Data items
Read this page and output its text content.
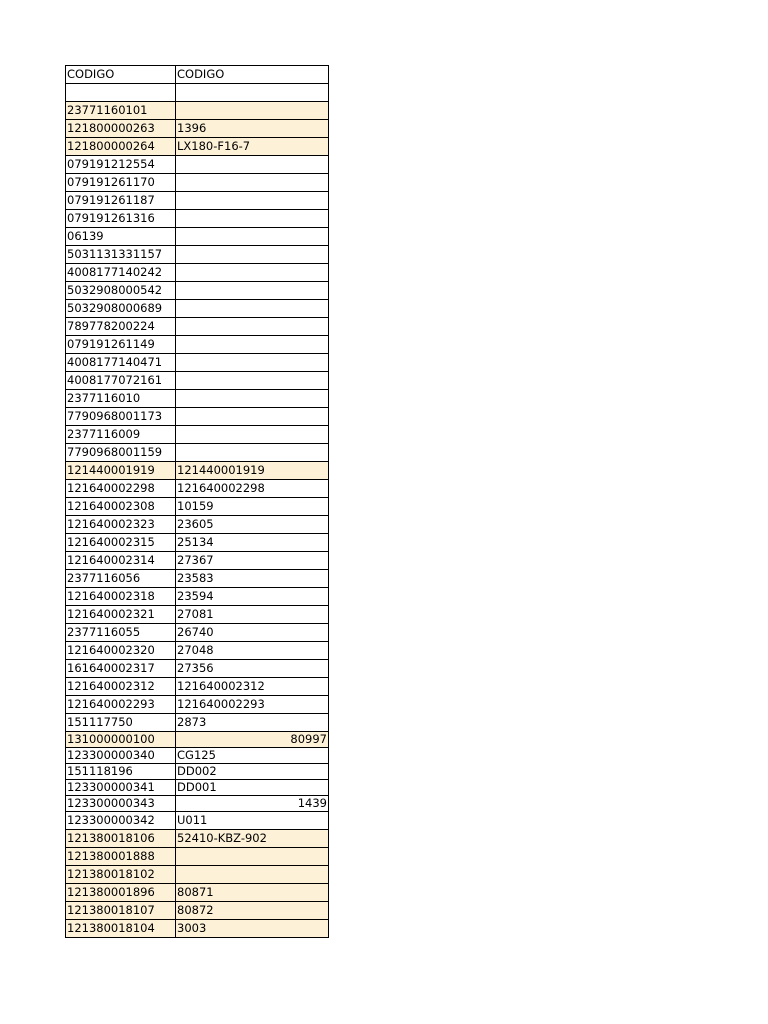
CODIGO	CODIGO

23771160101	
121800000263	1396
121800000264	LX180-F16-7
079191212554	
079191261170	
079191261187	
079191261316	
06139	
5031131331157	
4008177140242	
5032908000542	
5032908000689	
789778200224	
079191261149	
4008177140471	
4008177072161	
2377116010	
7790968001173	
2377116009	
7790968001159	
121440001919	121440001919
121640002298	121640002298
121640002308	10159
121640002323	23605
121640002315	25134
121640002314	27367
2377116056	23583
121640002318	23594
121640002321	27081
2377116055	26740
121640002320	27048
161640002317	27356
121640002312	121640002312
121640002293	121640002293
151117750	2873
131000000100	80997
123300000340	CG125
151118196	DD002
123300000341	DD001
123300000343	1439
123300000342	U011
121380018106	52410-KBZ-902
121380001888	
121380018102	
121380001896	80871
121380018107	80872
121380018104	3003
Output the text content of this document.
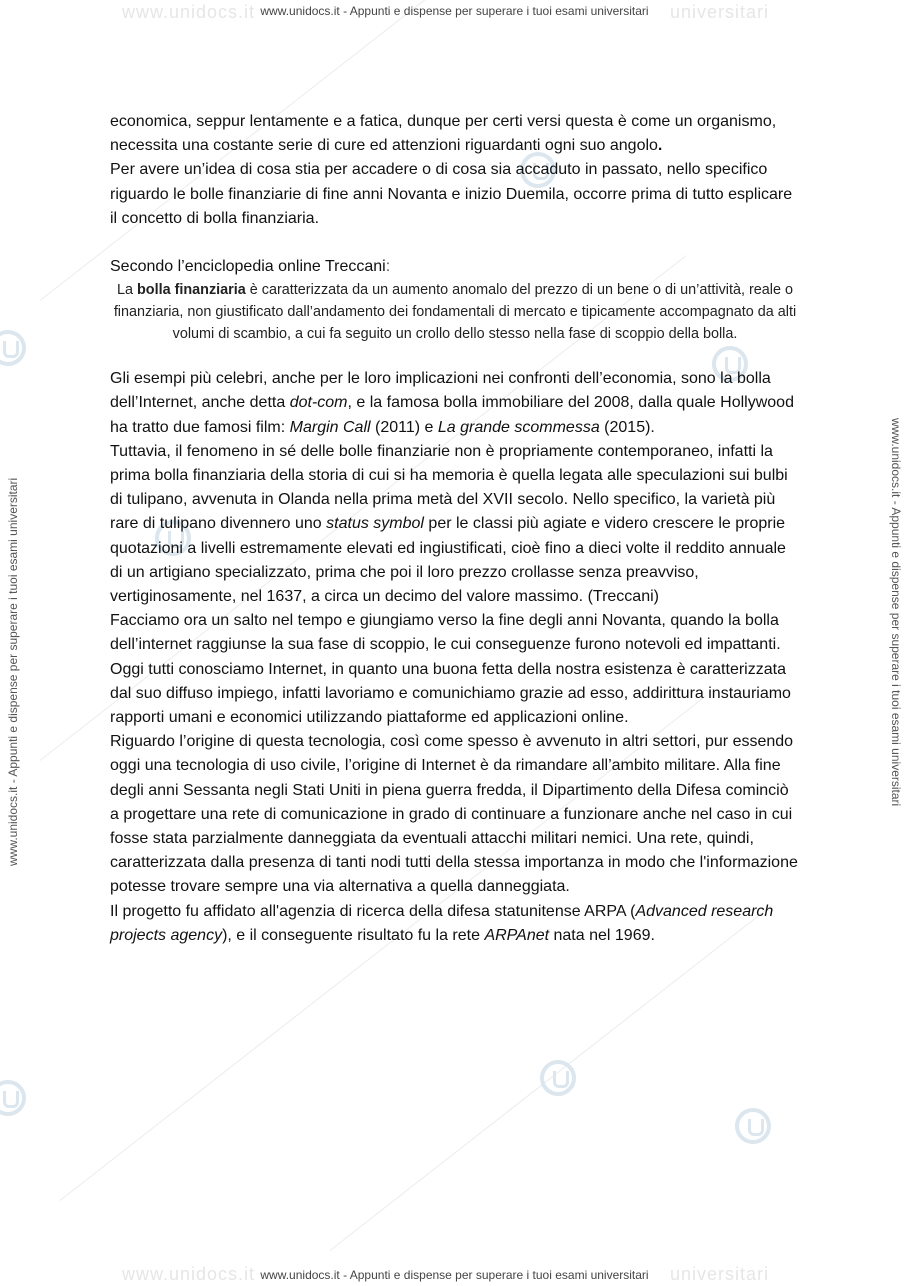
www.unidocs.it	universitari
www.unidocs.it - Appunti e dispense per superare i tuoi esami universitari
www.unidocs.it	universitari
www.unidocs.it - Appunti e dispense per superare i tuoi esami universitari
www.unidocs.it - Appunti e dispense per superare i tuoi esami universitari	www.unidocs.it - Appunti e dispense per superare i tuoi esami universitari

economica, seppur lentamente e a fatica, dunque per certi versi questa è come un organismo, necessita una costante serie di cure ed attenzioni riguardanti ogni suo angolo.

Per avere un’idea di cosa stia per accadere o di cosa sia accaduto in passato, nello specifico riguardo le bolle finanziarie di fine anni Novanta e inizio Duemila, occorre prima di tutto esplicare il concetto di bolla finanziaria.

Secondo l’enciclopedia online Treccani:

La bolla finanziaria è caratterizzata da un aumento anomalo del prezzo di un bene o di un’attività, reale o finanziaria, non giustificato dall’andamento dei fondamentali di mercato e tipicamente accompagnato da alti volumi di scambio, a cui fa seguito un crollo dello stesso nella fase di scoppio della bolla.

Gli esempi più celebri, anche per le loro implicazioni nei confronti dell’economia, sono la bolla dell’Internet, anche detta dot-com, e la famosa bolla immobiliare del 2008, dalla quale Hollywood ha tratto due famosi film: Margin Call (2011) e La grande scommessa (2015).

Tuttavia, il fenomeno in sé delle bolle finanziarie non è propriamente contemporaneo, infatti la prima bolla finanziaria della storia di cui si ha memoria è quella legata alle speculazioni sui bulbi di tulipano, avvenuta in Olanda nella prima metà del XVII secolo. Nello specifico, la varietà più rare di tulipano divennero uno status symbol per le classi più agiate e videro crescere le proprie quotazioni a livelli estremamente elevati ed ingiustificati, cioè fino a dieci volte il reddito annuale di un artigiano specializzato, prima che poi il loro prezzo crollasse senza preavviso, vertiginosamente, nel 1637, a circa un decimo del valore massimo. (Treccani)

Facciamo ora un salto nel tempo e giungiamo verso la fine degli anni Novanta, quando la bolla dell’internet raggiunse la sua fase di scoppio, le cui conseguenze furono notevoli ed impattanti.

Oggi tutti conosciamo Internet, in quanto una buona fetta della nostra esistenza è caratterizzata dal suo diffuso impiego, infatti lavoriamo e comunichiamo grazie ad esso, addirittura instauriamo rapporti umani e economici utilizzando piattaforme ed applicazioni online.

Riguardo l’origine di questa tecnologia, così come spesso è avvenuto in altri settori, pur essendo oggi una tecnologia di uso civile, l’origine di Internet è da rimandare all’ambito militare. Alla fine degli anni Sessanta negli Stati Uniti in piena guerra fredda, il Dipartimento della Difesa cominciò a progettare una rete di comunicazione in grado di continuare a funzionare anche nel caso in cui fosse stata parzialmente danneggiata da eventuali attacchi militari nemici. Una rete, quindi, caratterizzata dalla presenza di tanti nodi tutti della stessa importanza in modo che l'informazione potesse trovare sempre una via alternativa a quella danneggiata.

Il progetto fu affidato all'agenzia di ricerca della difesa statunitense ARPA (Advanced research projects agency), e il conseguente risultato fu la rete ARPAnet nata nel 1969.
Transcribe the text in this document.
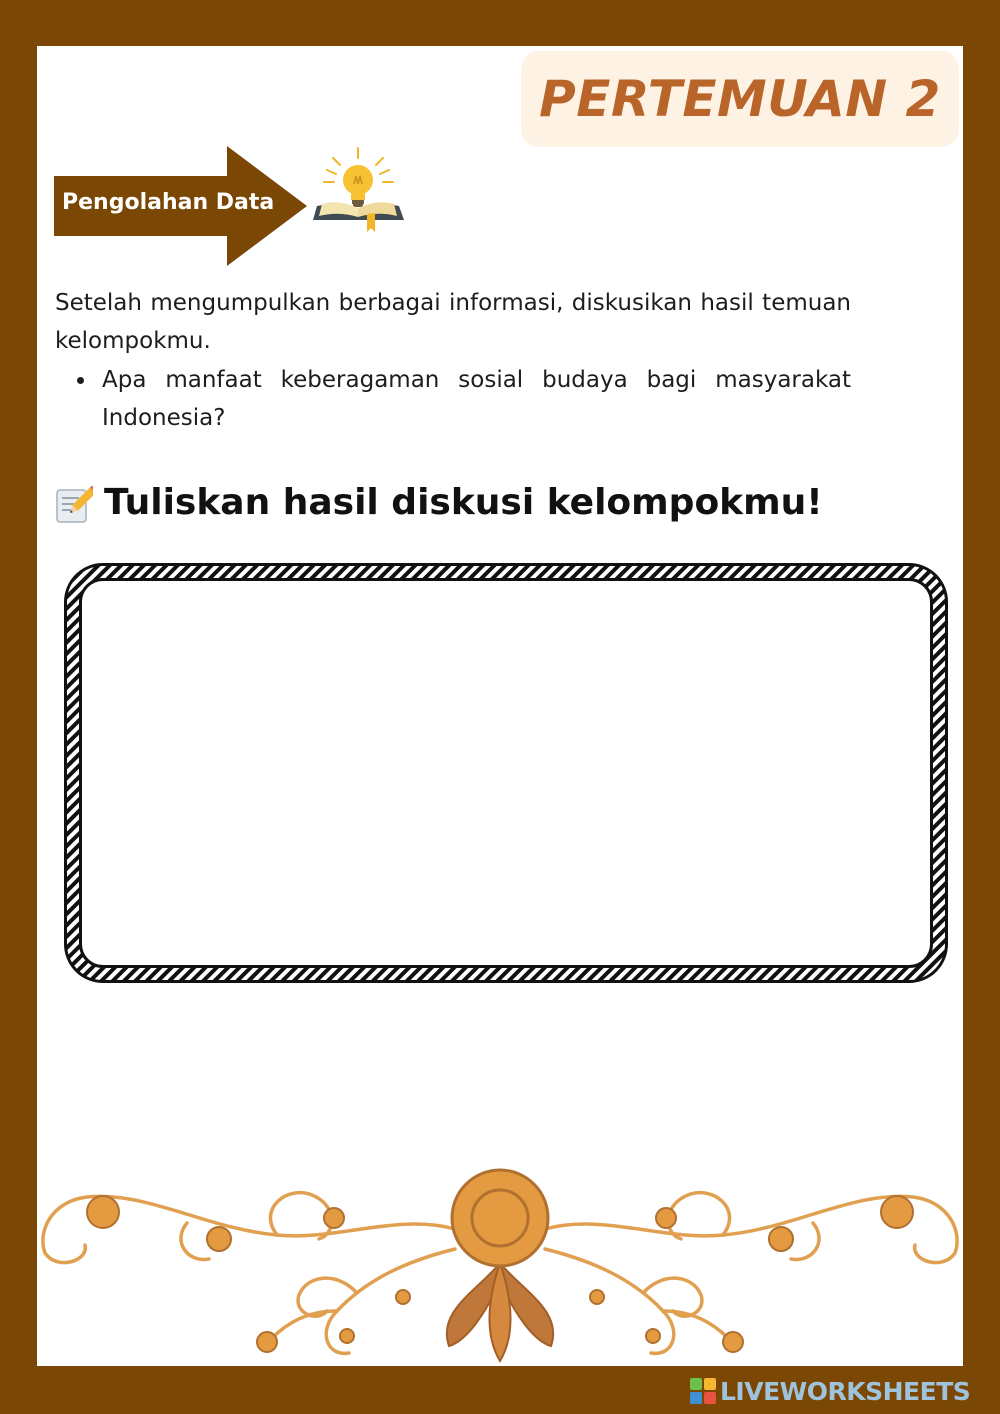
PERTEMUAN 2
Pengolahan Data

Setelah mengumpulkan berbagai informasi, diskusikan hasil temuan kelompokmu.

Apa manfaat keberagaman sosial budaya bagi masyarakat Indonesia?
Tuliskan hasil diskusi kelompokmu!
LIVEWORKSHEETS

## EXERCISE DIRECTIONS
Identify each line in the records above that contains the word "fase", and copy it out in full.

## WRITTEN SOLUTION
La bolla finanziaria è caratterizzata da un aumento anomalo del prezzo di un bene o di un’attività, reale o finanziaria, non giustificato dall’andamento dei fondamentali di mercato e tipicamente accompagnato da alti volumi di scambio, a cui fa seguito un crollo dello stesso nella fase di scoppio della bolla.
Facciamo ora un salto nel tempo e giungiamo verso la fine degli anni Novanta, quando la bolla dell’internet raggiunse la sua fase di scoppio, le cui conseguenze furono notevoli ed impattanti.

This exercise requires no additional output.